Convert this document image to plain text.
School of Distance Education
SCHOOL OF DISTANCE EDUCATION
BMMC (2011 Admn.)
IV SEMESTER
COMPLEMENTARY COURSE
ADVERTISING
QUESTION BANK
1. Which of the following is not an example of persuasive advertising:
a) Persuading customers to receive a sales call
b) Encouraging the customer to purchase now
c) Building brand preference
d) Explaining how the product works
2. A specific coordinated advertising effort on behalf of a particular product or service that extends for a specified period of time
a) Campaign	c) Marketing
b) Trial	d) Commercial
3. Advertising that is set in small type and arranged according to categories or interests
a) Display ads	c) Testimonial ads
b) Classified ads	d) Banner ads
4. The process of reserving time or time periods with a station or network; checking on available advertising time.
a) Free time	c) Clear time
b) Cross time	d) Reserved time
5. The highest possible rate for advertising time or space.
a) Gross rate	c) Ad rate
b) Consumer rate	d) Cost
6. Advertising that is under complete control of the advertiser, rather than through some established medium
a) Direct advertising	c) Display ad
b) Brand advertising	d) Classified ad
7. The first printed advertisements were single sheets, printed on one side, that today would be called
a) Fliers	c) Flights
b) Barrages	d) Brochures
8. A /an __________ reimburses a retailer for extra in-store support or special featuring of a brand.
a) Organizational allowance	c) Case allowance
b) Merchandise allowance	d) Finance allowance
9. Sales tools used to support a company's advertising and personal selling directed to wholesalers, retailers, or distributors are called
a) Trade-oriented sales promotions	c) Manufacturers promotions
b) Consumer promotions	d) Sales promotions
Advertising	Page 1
---
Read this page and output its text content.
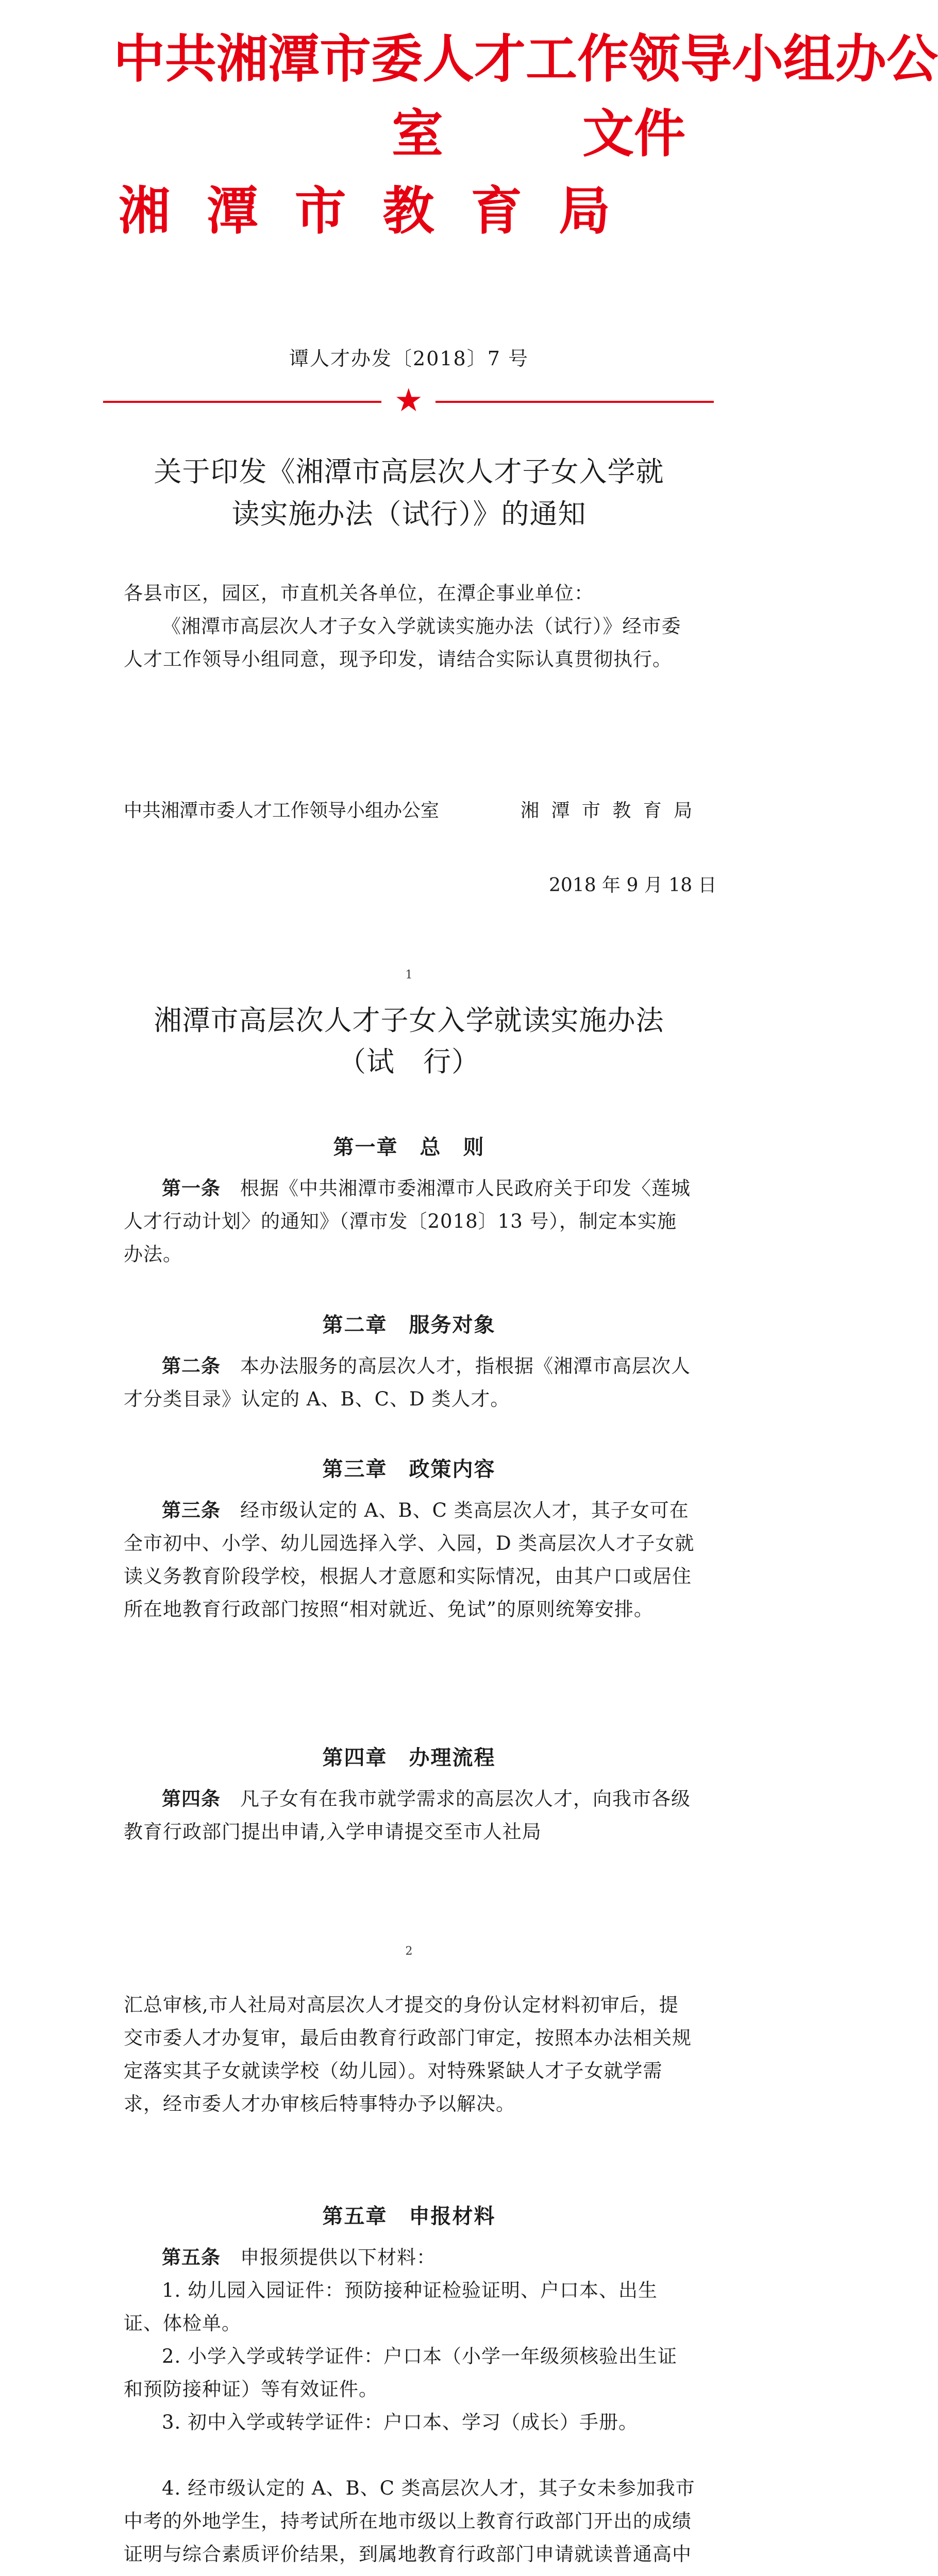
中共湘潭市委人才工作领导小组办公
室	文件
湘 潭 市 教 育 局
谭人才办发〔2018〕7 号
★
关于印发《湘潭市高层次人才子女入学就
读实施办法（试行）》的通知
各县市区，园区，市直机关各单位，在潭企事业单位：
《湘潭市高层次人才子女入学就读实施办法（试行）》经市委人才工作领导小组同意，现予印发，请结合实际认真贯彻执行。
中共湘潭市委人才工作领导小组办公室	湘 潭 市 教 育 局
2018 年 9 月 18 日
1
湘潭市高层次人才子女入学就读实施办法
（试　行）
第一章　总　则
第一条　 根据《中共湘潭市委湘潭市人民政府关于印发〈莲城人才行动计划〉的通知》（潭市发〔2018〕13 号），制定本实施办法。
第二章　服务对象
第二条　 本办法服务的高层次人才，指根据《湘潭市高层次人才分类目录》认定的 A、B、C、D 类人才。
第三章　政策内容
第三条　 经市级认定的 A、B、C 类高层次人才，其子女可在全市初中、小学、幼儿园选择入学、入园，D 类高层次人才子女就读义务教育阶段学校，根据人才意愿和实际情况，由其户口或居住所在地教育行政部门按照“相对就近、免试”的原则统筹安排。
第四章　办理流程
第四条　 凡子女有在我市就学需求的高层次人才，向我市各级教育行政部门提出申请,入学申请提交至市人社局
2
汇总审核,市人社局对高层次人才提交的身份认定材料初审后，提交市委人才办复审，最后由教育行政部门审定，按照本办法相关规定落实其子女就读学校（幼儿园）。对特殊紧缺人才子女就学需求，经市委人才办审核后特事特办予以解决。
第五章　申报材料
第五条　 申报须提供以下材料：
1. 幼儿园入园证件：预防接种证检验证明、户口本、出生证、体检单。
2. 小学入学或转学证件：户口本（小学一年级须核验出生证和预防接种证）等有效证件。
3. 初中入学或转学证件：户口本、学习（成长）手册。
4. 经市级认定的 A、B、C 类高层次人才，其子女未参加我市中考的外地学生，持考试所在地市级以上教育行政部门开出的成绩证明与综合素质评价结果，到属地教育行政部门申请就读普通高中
--
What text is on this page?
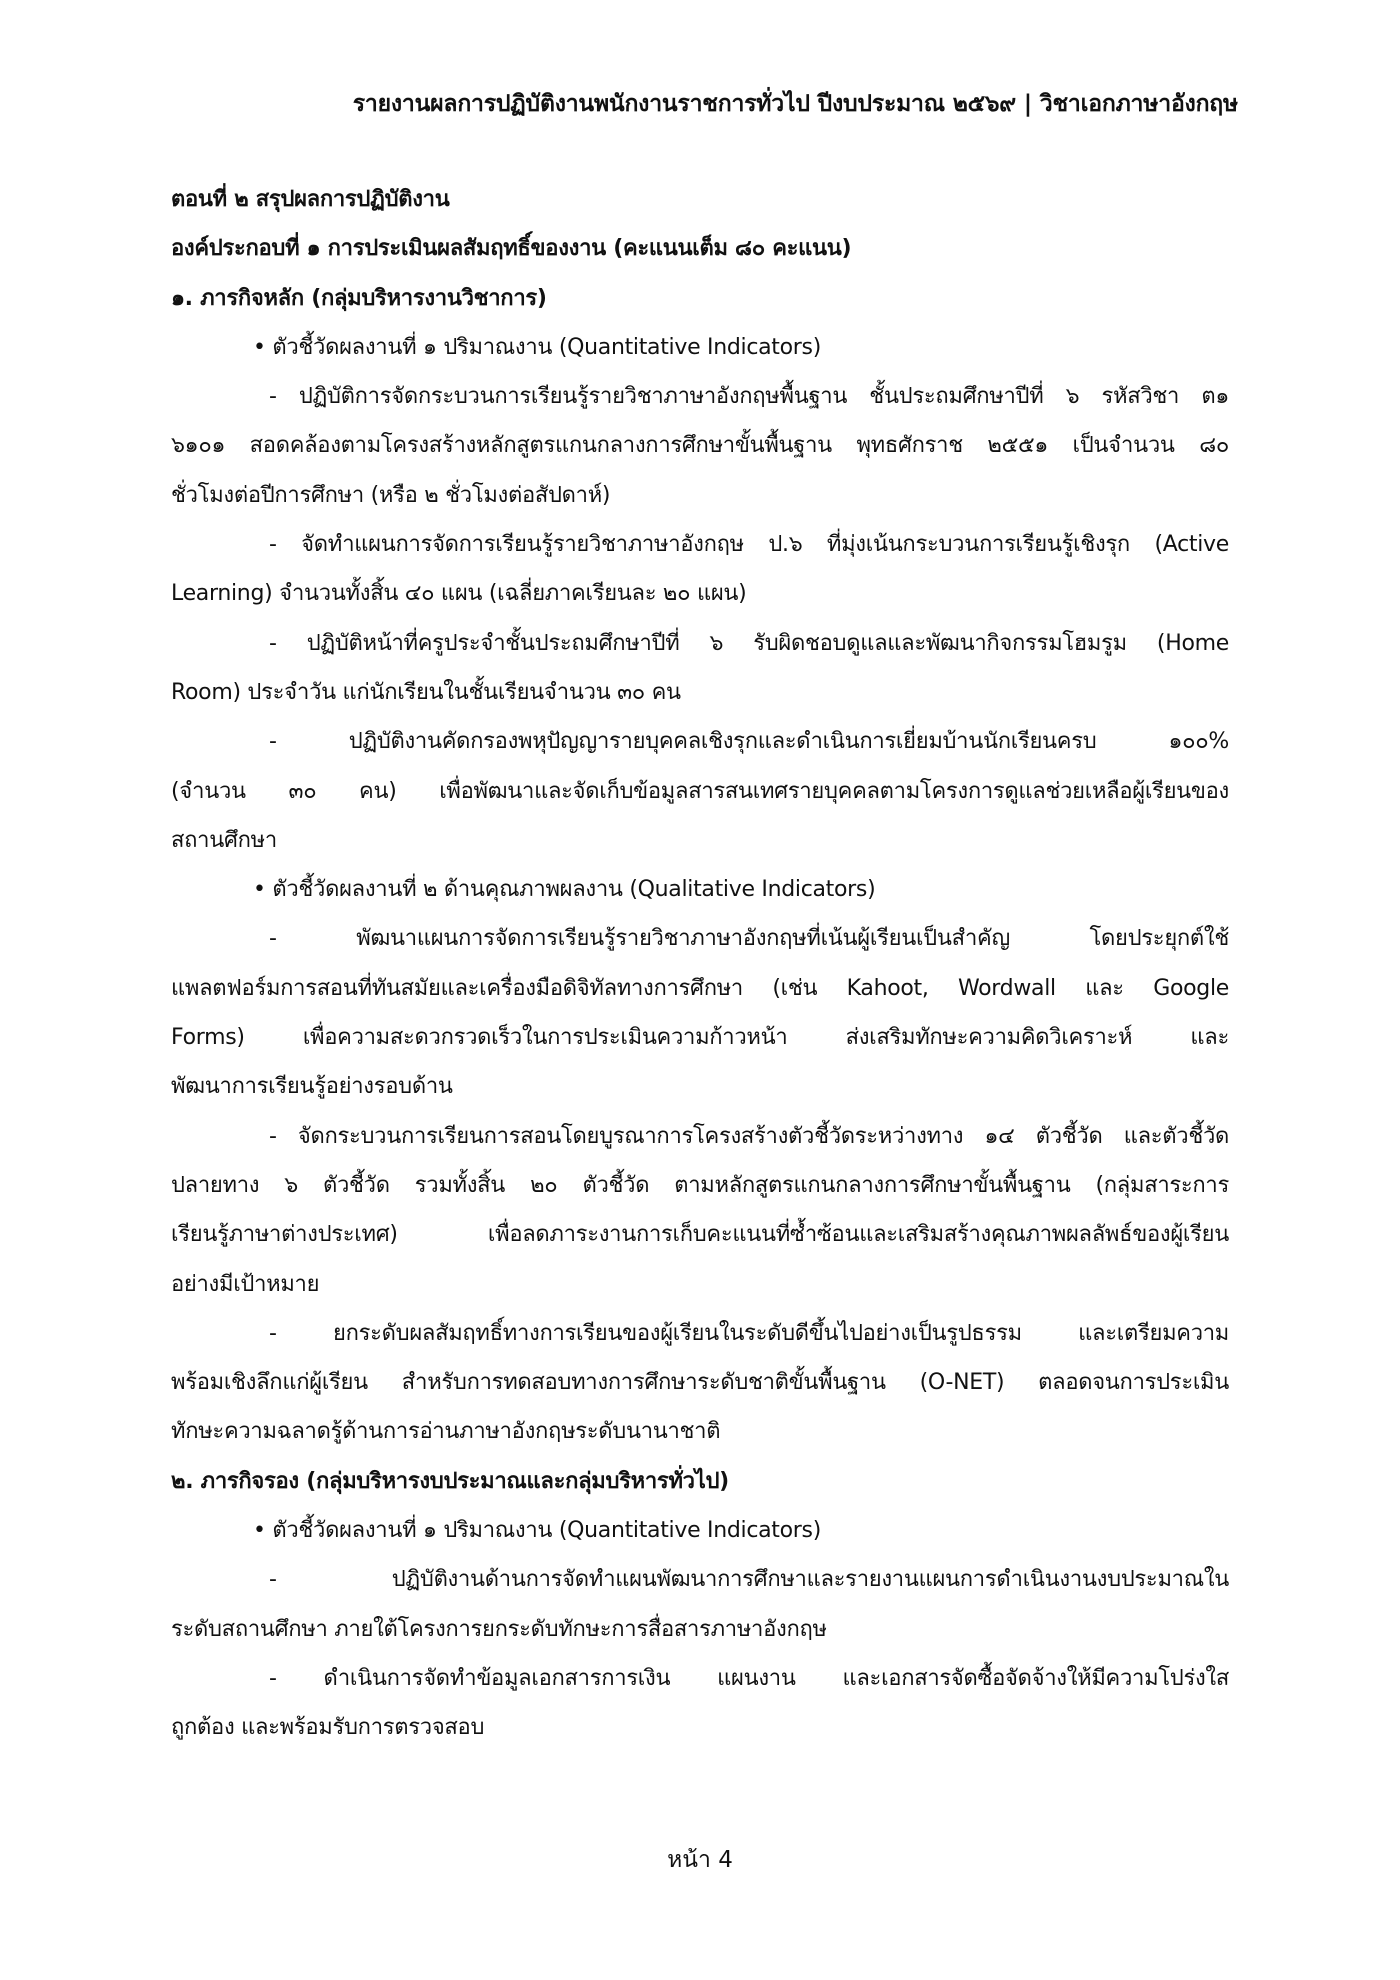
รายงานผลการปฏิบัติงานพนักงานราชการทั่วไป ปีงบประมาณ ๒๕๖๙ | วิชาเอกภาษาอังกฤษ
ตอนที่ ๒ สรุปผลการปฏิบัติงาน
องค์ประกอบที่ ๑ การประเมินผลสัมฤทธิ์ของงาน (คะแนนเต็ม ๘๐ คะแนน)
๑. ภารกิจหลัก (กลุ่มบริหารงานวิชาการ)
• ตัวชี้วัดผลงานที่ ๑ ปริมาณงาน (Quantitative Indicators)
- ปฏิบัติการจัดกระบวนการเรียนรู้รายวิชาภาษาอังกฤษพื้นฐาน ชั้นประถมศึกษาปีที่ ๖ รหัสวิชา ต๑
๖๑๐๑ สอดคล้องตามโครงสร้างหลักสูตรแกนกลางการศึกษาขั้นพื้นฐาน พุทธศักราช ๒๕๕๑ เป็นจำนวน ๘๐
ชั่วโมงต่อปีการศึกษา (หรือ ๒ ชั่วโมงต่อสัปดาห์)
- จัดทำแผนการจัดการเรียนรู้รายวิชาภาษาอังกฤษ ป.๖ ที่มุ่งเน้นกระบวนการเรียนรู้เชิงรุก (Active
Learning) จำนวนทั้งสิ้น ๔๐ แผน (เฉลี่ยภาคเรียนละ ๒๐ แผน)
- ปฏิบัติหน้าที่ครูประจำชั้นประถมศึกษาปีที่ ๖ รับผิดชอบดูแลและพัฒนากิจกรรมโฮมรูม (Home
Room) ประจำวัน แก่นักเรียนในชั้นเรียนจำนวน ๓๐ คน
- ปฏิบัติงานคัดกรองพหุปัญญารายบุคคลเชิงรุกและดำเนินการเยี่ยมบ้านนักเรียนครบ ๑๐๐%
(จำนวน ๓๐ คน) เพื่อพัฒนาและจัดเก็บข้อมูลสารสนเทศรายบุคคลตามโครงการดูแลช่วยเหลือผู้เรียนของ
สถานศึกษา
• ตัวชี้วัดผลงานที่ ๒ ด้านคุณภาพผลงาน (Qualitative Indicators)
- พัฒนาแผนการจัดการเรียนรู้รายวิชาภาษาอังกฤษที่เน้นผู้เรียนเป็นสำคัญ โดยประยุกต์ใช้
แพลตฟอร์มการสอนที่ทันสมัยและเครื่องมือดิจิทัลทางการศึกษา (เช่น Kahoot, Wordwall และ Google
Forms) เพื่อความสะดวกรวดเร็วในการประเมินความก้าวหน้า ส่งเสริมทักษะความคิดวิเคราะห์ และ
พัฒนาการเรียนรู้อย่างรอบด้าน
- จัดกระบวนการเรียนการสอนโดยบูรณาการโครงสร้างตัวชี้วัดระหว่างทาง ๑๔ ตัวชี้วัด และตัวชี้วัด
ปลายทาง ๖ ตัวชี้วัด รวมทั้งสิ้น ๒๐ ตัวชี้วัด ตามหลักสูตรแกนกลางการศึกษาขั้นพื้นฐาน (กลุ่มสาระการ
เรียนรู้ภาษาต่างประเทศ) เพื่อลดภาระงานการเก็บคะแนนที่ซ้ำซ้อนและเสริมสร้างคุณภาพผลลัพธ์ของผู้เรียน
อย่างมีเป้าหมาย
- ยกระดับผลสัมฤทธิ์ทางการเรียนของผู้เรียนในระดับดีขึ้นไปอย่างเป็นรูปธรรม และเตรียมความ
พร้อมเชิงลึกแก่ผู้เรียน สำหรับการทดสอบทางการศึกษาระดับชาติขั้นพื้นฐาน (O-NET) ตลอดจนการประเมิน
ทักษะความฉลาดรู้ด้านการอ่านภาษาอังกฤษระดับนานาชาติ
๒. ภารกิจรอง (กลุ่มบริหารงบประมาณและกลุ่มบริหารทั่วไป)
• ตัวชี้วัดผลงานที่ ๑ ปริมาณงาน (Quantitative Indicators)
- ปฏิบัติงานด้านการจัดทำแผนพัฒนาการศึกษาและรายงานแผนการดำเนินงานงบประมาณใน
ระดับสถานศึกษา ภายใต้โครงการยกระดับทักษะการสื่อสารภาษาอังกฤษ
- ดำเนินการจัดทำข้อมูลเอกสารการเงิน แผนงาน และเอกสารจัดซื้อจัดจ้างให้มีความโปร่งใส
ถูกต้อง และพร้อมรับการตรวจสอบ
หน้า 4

What you need to do |
Identify and copy all lines with the word "นประถมศ".

Exercise response |
- ปฏิบัติการจัดกระบวนการเรียนรู้รายวิชาภาษาอังกฤษพื้นฐาน ชั้นประถมศึกษาปีที่ ๖ รหัสวิชา ต๑
- ปฏิบัติหน้าที่ครูประจำชั้นประถมศึกษาปีที่ ๖ รับผิดชอบดูแลและพัฒนากิจกรรมโฮมรูม (Home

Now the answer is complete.